** START OF Entries supplied **

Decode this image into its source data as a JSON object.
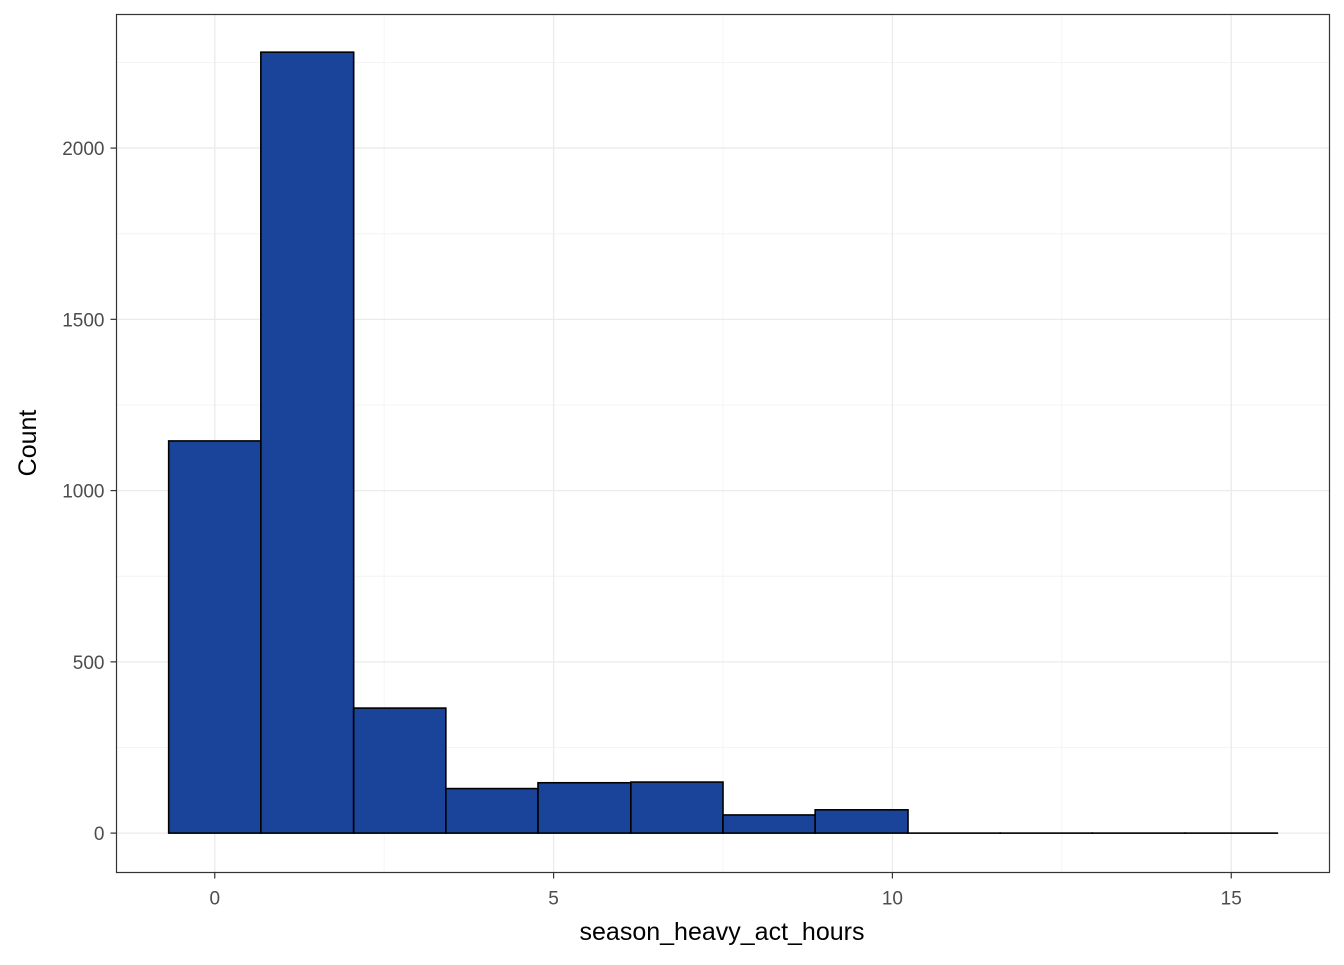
{
  "chart_data": {
    "type": "bar",
    "subtype": "histogram",
    "title": "",
    "xlabel": "season_heavy_act_hours",
    "ylabel": "Count",
    "xlim": [
      -1.45,
      16.45
    ],
    "ylim": [
      -115,
      2390
    ],
    "xticks": [
      0,
      5,
      10,
      15
    ],
    "xtick_labels": [
      "0",
      "5",
      "10",
      "15"
    ],
    "yticks": [
      0,
      500,
      1000,
      1500,
      2000
    ],
    "ytick_labels": [
      "0",
      "500",
      "1000",
      "1500",
      "2000"
    ],
    "x_minor_breaks": [
      2.5,
      7.5,
      12.5
    ],
    "y_minor_breaks": [
      250,
      750,
      1250,
      1750,
      2250
    ],
    "grid": true,
    "legend": "none",
    "bins": [
      {
        "x0": -0.68,
        "x1": 0.68,
        "count": 1145
      },
      {
        "x0": 0.68,
        "x1": 2.05,
        "count": 2280
      },
      {
        "x0": 2.05,
        "x1": 3.41,
        "count": 365
      },
      {
        "x0": 3.41,
        "x1": 4.77,
        "count": 130
      },
      {
        "x0": 4.77,
        "x1": 6.14,
        "count": 147
      },
      {
        "x0": 6.14,
        "x1": 7.5,
        "count": 149
      },
      {
        "x0": 7.5,
        "x1": 8.86,
        "count": 53
      },
      {
        "x0": 8.86,
        "x1": 10.23,
        "count": 68
      },
      {
        "x0": 10.23,
        "x1": 11.59,
        "count": 0
      },
      {
        "x0": 11.59,
        "x1": 12.95,
        "count": 0
      },
      {
        "x0": 12.95,
        "x1": 14.32,
        "count": 0
      },
      {
        "x0": 14.32,
        "x1": 15.68,
        "count": 0
      }
    ],
    "colors": {
      "bar_fill": "#1A4499",
      "bar_outline": "#000000",
      "panel_border": "#333333",
      "grid_major": "#EBEBEB",
      "grid_minor": "#F4F4F4",
      "tick_text": "#4D4D4D"
    }
  }
}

** END OF Entries supplied **

• [Stated goal] Your task is an exact transcription of all the data, minus the pictures.

• [Answer in full]
Decode this image into its source data as a JSON object.
{
  "chart_data": {
    "type": "bar",
    "subtype": "histogram",
    "title": "",
    "xlabel": "season_heavy_act_hours",
    "ylabel": "Count",
    "xlim": [
      -1.45,
      16.45
    ],
    "ylim": [
      -115,
      2390
    ],
    "xticks": [
      0,
      5,
      10,
      15
    ],
    "xtick_labels": [
      "0",
      "5",
      "10",
      "15"
    ],
    "yticks": [
      0,
      500,
      1000,
      1500,
      2000
    ],
    "ytick_labels": [
      "0",
      "500",
      "1000",
      "1500",
      "2000"
    ],
    "x_minor_breaks": [
      2.5,
      7.5,
      12.5
    ],
    "y_minor_breaks": [
      250,
      750,
      1250,
      1750,
      2250
    ],
    "grid": true,
    "legend": "none",
    "bins": [
      {
        "x0": -0.68,
        "x1": 0.68,
        "count": 1145
      },
      {
        "x0": 0.68,
        "x1": 2.05,
        "count": 2280
      },
      {
        "x0": 2.05,
        "x1": 3.41,
        "count": 365
      },
      {
        "x0": 3.41,
        "x1": 4.77,
        "count": 130
      },
      {
        "x0": 4.77,
        "x1": 6.14,
        "count": 147
      },
      {
        "x0": 6.14,
        "x1": 7.5,
        "count": 149
      },
      {
        "x0": 7.5,
        "x1": 8.86,
        "count": 53
      },
      {
        "x0": 8.86,
        "x1": 10.23,
        "count": 68
      },
      {
        "x0": 10.23,
        "x1": 11.59,
        "count": 0
      },
      {
        "x0": 11.59,
        "x1": 12.95,
        "count": 0
      },
      {
        "x0": 12.95,
        "x1": 14.32,
        "count": 0
      },
      {
        "x0": 14.32,
        "x1": 15.68,
        "count": 0
      }
    ],
    "colors": {
      "bar_fill": "#1A4499",
      "bar_outline": "#000000",
      "panel_border": "#333333",
      "grid_major": "#EBEBEB",
      "grid_minor": "#F4F4F4",
      "tick_text": "#4D4D4D"
    }
  }
}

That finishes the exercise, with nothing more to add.